DATA PROVIDED ▸
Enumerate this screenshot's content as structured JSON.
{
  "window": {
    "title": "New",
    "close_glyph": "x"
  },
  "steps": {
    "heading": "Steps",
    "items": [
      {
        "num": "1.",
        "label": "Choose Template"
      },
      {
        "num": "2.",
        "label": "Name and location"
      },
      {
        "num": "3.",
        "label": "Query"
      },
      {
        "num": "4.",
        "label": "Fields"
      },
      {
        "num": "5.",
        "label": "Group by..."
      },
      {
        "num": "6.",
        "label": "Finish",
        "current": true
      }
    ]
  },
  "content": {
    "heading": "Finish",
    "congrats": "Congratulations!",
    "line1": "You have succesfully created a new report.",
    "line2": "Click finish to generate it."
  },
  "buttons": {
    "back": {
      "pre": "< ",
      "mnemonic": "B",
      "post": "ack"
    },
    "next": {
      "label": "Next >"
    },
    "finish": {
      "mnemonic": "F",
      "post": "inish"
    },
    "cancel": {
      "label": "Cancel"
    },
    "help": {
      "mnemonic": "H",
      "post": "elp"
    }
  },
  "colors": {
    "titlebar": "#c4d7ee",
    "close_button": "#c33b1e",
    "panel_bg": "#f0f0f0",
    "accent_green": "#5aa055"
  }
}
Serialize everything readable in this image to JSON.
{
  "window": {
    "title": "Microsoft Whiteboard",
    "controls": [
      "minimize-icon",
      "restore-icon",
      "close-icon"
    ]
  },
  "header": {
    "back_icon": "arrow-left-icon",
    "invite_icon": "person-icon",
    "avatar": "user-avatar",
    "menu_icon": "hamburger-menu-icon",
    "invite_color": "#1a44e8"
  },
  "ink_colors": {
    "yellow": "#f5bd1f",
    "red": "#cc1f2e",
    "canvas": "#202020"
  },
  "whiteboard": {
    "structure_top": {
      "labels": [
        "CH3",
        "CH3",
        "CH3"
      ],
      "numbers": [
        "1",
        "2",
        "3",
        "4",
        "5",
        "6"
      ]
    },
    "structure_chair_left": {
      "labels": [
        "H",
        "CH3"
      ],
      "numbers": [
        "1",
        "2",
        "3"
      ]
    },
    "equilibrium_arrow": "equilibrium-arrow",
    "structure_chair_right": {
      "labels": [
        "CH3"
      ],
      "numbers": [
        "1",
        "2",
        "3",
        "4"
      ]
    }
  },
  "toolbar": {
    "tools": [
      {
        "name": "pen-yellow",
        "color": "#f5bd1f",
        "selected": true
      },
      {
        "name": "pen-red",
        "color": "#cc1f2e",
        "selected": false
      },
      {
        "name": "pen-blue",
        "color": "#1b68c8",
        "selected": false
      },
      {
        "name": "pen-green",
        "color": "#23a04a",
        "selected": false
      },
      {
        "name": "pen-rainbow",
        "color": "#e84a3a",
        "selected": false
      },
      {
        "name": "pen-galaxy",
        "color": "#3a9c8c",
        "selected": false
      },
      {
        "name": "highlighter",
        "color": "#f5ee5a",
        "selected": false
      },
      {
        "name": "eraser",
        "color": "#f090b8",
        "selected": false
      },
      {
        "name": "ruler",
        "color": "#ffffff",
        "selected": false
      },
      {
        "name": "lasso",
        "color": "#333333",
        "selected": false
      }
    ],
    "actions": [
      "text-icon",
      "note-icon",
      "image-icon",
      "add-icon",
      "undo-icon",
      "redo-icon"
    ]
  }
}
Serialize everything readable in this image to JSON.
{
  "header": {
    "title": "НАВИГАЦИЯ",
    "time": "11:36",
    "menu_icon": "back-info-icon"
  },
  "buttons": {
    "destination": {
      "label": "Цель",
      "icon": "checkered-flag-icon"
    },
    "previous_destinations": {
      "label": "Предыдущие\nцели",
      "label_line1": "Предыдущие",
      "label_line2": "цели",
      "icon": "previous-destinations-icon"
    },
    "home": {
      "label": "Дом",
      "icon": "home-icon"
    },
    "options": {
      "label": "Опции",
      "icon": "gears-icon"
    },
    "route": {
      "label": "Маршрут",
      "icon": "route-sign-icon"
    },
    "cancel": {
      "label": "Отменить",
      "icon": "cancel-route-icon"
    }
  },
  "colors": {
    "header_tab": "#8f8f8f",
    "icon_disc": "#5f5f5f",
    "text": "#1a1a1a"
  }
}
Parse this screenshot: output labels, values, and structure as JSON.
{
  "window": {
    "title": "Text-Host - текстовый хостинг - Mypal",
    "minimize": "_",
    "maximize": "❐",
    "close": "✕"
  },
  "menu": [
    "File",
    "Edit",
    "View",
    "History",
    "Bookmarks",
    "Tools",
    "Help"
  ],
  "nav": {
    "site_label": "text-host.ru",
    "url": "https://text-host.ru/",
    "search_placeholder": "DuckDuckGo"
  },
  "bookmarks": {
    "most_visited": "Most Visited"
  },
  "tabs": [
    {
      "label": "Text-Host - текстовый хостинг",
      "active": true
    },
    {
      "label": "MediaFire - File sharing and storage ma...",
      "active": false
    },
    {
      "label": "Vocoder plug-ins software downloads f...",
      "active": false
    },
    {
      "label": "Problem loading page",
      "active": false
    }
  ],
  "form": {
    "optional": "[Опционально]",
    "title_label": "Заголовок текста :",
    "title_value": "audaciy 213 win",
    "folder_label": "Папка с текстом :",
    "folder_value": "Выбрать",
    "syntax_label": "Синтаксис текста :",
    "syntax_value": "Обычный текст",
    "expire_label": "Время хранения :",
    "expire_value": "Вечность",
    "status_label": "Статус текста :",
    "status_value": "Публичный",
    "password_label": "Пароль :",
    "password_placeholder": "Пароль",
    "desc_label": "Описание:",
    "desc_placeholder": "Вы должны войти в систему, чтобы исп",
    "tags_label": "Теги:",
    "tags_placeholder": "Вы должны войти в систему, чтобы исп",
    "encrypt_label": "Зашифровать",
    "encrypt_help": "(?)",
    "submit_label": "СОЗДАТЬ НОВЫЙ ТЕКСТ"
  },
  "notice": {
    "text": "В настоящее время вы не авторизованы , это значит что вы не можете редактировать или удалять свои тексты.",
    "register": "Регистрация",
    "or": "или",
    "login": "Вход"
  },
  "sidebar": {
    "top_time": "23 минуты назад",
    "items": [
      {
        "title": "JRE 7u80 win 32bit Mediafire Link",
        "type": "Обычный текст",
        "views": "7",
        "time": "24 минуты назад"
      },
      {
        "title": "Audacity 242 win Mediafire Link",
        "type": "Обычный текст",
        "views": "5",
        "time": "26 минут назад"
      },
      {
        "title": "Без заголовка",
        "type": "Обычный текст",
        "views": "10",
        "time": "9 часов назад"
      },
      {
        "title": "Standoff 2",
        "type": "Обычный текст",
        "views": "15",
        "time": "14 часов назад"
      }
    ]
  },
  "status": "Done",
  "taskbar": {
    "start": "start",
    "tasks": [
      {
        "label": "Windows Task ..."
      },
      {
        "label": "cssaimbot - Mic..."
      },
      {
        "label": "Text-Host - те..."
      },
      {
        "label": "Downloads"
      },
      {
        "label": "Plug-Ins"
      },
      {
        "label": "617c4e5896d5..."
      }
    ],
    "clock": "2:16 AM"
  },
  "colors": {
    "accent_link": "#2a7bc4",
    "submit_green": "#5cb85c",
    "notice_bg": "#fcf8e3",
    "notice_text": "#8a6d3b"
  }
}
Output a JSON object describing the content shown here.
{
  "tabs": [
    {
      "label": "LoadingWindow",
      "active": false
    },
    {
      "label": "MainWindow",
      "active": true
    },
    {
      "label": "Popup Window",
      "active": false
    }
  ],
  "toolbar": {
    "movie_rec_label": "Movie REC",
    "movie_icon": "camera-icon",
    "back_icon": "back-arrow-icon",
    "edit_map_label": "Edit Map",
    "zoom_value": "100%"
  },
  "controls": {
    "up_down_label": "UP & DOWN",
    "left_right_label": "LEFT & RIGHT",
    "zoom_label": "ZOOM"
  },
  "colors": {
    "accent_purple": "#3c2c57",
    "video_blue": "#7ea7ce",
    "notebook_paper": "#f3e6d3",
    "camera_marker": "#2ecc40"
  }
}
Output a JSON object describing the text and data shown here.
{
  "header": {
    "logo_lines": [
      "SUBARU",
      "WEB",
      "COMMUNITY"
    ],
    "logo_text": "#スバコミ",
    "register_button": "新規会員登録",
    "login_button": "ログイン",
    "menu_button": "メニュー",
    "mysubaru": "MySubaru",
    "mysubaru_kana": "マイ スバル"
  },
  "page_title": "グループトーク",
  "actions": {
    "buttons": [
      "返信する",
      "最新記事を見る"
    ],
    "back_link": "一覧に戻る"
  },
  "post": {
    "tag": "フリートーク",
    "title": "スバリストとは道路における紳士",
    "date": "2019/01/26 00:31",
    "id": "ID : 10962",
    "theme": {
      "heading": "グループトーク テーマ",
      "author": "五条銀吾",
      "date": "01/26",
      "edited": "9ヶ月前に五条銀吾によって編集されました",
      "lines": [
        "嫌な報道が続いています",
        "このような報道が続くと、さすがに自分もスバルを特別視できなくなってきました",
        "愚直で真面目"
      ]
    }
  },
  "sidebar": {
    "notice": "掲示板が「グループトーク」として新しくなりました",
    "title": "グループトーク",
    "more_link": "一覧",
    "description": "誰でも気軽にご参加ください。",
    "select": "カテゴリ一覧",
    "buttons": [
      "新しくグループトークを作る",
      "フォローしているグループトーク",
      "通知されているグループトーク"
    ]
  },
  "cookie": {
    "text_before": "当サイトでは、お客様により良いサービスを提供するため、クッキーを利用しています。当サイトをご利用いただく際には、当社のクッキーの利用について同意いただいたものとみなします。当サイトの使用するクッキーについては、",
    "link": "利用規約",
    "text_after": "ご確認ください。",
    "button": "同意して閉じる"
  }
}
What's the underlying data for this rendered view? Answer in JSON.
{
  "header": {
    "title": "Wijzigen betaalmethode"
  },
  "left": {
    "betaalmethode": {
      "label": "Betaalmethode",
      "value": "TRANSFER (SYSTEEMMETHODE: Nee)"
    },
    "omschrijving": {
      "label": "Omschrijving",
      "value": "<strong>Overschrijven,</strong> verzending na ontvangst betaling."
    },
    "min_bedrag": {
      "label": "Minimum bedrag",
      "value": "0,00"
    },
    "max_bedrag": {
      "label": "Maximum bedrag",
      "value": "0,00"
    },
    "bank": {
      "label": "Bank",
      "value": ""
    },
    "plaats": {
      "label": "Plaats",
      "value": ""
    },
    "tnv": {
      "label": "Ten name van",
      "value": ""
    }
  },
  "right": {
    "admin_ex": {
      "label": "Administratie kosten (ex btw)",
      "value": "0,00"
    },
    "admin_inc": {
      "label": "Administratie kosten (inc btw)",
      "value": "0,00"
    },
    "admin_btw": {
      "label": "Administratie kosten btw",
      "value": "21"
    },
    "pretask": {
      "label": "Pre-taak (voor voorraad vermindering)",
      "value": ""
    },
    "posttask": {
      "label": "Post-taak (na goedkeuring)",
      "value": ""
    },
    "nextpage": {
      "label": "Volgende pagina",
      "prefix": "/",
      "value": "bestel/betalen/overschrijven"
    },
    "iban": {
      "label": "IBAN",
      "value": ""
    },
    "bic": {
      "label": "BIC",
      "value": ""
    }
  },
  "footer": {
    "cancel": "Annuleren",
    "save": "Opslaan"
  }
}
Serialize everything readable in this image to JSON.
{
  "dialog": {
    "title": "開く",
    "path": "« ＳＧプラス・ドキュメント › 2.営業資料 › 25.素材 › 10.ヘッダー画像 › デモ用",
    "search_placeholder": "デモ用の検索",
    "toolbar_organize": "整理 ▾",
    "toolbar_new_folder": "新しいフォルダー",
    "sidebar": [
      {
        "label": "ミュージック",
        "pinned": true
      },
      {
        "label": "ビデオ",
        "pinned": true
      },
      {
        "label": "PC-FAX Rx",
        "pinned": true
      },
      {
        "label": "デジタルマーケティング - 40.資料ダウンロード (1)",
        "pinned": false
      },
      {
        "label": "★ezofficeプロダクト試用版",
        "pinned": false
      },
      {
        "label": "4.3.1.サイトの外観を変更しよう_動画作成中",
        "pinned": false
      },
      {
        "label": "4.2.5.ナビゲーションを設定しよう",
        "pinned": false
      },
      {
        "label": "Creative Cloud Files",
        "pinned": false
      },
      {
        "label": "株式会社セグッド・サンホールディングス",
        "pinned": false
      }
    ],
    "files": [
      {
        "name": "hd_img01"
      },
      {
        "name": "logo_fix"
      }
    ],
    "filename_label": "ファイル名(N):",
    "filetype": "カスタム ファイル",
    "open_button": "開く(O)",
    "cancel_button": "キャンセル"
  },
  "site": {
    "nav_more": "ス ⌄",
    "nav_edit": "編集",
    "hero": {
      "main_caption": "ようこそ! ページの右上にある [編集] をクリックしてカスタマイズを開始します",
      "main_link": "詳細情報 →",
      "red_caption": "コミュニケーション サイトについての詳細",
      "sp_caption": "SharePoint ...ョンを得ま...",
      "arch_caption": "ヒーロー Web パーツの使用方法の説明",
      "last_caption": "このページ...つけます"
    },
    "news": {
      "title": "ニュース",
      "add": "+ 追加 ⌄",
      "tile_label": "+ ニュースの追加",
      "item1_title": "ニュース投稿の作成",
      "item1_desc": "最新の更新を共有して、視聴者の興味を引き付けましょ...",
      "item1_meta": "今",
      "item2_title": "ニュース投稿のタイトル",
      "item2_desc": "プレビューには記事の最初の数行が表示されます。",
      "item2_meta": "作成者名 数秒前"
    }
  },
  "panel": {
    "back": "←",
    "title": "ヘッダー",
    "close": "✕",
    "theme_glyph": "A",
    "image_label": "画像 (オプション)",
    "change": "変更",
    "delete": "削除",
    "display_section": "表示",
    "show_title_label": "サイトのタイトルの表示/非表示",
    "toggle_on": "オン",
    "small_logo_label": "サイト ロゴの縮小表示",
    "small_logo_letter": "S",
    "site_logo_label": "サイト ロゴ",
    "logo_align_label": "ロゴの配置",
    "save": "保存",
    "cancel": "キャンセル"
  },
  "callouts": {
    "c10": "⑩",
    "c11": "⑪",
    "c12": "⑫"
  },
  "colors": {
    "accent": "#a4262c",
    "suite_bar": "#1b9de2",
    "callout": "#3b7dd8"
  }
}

WHAT YOU HAVE TO DO ▸ Copy each line that contains the word "минуты".

COMPLETED EXERCISE ▸
    "top_time": "23 минуты назад",
        "time": "24 минуты назад"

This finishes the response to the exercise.